start Excerpted records
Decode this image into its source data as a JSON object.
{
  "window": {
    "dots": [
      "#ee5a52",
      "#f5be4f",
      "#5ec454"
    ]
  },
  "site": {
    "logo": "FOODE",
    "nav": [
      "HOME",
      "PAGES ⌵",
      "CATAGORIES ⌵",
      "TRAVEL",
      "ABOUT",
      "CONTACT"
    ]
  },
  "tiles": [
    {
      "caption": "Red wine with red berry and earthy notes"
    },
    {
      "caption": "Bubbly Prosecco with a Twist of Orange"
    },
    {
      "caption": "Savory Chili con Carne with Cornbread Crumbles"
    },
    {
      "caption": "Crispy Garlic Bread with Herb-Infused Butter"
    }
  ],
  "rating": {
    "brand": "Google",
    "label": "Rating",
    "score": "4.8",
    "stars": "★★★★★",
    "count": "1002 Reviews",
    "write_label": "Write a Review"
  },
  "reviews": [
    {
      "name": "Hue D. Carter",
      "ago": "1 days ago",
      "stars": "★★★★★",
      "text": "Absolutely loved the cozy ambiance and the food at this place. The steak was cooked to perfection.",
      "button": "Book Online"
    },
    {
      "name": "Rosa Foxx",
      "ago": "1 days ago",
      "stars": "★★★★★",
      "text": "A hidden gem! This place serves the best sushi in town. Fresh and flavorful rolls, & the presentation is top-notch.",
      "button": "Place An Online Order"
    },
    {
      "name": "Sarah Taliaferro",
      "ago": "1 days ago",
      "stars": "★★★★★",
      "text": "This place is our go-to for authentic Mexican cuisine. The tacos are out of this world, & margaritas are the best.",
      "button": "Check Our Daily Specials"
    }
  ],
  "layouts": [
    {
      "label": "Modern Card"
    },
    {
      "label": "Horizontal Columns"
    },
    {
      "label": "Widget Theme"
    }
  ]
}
end Excerpted records
Aim »
Copy out each line exactly as written.

Task response »
Decode this image into its source data as a JSON object.
{
  "window": {
    "dots": [
      "#ee5a52",
      "#f5be4f",
      "#5ec454"
    ]
  },
  "site": {
    "logo": "FOODE",
    "nav": [
      "HOME",
      "PAGES ⌵",
      "CATAGORIES ⌵",
      "TRAVEL",
      "ABOUT",
      "CONTACT"
    ]
  },
  "tiles": [
    {
      "caption": "Red wine with red berry and earthy notes"
    },
    {
      "caption": "Bubbly Prosecco with a Twist of Orange"
    },
    {
      "caption": "Savory Chili con Carne with Cornbread Crumbles"
    },
    {
      "caption": "Crispy Garlic Bread with Herb-Infused Butter"
    }
  ],
  "rating": {
    "brand": "Google",
    "label": "Rating",
    "score": "4.8",
    "stars": "★★★★★",
    "count": "1002 Reviews",
    "write_label": "Write a Review"
  },
  "reviews": [
    {
      "name": "Hue D. Carter",
      "ago": "1 days ago",
      "stars": "★★★★★",
      "text": "Absolutely loved the cozy ambiance and the food at this place. The steak was cooked to perfection.",
      "button": "Book Online"
    },
    {
      "name": "Rosa Foxx",
      "ago": "1 days ago",
      "stars": "★★★★★",
      "text": "A hidden gem! This place serves the best sushi in town. Fresh and flavorful rolls, & the presentation is top-notch.",
      "button": "Place An Online Order"
    },
    {
      "name": "Sarah Taliaferro",
      "ago": "1 days ago",
      "stars": "★★★★★",
      "text": "This place is our go-to for authentic Mexican cuisine. The tacos are out of this world, & margaritas are the best.",
      "button": "Check Our Daily Specials"
    }
  ],
  "layouts": [
    {
      "label": "Modern Card"
    },
    {
      "label": "Horizontal Columns"
    },
    {
      "label": "Widget Theme"
    }
  ]
}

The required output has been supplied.